Extract all lines that hold "session" from the records below.

Data listing -
● ● ●
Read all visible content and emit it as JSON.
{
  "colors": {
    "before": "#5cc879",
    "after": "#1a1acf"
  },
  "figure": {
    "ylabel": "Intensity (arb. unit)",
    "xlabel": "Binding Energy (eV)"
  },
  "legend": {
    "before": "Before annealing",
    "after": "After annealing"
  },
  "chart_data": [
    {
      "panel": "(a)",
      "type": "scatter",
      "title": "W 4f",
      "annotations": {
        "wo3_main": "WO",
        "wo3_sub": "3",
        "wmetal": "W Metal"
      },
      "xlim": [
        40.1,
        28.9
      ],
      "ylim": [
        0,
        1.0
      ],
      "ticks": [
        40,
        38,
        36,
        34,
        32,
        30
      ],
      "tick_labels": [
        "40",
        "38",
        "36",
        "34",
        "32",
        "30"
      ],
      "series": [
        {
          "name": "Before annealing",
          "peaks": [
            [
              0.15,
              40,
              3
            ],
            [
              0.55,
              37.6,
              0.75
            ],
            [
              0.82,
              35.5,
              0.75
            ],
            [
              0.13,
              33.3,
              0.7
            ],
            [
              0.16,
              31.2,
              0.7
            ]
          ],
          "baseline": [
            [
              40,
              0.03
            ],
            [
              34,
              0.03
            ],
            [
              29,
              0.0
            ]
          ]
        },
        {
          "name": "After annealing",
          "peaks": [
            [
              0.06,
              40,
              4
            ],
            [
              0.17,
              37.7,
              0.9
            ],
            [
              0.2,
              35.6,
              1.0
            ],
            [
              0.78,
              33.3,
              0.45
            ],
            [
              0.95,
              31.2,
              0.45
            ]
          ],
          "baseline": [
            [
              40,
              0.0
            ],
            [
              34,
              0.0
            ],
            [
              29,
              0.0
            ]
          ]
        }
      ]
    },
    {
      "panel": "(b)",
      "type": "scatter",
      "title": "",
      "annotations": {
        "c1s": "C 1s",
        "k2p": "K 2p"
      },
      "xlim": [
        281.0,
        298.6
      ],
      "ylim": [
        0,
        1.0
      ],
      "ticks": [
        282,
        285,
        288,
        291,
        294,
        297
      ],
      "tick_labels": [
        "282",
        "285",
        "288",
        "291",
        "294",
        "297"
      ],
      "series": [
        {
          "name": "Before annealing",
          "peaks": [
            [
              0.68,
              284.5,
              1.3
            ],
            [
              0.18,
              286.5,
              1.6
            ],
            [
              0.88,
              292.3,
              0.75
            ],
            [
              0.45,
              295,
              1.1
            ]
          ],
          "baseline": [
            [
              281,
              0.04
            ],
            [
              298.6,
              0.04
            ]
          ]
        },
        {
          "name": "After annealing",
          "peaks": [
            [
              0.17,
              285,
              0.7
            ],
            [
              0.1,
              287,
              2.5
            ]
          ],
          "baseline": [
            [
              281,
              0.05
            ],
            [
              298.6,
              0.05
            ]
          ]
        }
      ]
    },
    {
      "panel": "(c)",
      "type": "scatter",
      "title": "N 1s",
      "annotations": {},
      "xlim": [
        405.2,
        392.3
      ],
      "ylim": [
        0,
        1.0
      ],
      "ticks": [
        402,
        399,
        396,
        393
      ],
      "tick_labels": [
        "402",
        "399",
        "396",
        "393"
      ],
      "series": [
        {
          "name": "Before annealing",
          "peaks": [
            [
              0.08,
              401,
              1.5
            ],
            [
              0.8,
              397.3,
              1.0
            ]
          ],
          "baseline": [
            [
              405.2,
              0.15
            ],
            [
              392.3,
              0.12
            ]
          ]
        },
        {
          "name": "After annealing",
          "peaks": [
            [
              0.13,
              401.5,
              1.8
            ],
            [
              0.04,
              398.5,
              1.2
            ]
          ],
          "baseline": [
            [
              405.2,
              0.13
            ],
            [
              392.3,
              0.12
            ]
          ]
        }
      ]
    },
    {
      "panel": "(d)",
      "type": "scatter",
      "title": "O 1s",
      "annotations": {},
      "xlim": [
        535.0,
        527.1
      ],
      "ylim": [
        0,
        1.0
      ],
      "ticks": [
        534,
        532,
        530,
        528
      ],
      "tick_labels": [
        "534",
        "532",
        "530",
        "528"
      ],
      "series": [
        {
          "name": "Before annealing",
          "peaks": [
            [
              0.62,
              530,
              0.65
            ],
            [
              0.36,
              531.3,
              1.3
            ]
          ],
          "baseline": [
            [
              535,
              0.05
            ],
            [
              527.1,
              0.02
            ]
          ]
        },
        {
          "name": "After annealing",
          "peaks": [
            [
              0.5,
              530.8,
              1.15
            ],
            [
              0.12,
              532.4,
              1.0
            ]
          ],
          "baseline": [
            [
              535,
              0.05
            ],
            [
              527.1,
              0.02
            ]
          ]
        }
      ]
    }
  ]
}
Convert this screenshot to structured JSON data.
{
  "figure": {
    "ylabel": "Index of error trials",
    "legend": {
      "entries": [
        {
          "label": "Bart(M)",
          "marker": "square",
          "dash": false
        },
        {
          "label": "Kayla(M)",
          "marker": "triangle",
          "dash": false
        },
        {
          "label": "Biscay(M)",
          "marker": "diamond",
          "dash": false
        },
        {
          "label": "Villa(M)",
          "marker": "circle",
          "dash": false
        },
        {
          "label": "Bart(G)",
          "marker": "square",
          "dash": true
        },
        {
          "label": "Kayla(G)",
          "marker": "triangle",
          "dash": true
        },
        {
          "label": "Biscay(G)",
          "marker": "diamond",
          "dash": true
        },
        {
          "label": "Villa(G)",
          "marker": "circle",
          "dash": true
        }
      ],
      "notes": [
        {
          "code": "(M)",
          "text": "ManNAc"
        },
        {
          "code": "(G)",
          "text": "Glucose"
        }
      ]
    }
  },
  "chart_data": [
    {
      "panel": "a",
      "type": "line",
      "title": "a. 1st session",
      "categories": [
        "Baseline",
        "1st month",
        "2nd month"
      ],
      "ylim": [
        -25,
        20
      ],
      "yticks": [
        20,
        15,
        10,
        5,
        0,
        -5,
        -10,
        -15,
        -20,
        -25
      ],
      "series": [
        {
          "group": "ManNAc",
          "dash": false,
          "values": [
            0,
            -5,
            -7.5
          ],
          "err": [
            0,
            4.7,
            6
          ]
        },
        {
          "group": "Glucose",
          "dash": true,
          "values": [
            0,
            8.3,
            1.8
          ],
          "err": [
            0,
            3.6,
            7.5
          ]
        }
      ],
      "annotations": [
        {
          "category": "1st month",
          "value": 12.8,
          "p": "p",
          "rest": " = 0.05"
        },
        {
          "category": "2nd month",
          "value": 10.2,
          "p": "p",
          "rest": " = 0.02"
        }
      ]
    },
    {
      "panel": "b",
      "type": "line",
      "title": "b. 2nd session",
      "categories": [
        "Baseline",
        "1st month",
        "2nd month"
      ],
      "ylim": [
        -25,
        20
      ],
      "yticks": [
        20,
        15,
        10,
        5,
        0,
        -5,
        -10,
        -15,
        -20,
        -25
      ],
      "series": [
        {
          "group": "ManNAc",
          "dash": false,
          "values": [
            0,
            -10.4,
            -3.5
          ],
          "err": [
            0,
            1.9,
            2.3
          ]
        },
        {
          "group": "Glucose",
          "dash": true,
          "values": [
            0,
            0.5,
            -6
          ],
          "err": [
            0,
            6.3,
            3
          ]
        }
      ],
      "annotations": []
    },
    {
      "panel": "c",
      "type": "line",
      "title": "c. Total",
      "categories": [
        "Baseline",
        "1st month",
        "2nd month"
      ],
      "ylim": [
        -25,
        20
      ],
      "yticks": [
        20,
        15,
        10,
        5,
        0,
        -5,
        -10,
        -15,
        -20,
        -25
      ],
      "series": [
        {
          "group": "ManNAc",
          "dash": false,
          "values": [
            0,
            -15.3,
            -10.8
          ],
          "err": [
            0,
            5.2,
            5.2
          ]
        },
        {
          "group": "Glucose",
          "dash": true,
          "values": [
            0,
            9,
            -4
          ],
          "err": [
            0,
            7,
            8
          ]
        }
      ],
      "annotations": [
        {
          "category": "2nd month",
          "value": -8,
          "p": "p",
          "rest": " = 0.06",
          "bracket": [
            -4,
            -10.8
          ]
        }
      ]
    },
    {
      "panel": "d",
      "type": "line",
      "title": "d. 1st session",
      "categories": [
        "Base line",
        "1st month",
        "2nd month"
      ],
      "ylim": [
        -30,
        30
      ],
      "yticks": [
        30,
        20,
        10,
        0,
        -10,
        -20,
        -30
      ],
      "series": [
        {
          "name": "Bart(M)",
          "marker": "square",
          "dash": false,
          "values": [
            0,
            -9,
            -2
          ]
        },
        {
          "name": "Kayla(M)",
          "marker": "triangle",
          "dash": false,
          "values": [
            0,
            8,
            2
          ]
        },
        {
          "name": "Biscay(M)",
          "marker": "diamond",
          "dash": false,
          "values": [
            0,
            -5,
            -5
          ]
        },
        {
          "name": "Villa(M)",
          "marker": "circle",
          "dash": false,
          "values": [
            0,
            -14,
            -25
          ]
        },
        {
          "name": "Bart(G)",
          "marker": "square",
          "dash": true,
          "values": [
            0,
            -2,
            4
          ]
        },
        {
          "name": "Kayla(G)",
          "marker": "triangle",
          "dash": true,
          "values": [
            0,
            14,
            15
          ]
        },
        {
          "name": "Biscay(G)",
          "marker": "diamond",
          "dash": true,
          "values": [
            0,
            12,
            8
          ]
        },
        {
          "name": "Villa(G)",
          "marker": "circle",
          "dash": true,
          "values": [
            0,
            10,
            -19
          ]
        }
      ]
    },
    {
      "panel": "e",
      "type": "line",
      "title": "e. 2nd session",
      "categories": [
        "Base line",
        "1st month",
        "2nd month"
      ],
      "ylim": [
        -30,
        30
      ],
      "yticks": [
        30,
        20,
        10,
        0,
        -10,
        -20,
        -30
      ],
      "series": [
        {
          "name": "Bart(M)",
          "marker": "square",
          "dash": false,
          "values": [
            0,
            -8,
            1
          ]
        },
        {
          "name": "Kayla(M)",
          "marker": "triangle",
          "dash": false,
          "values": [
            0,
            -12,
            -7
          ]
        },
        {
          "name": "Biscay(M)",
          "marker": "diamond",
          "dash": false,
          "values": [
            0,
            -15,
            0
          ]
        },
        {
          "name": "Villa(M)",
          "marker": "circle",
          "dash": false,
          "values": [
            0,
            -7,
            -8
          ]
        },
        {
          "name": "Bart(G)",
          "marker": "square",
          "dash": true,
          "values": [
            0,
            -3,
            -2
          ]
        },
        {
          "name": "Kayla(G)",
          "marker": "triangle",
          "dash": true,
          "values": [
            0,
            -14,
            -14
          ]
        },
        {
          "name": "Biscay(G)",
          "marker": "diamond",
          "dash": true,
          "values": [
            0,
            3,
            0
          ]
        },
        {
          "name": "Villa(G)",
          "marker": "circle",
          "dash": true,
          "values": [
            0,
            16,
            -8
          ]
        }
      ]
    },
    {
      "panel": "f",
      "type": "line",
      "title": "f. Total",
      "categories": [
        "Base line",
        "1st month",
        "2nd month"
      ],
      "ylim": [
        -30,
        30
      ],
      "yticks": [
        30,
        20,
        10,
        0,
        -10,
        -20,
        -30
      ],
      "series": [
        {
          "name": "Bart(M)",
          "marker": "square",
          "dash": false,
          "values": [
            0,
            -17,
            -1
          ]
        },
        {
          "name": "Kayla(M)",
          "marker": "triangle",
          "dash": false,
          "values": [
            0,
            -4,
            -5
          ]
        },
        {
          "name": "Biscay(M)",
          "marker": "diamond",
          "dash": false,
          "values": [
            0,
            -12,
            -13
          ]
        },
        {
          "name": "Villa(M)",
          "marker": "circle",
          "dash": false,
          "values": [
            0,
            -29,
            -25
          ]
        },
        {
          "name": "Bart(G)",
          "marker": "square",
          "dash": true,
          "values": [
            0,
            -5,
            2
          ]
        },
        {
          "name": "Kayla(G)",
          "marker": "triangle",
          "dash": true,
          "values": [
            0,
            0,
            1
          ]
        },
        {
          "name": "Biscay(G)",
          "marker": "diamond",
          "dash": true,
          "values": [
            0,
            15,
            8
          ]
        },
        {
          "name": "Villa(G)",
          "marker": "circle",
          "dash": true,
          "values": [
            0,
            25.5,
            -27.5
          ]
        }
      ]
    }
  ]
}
● ● ●
Correct output -
      "title": "a. 1st session",
      "title": "b. 2nd session",
      "title": "d. 1st session",
      "title": "e. 2nd session",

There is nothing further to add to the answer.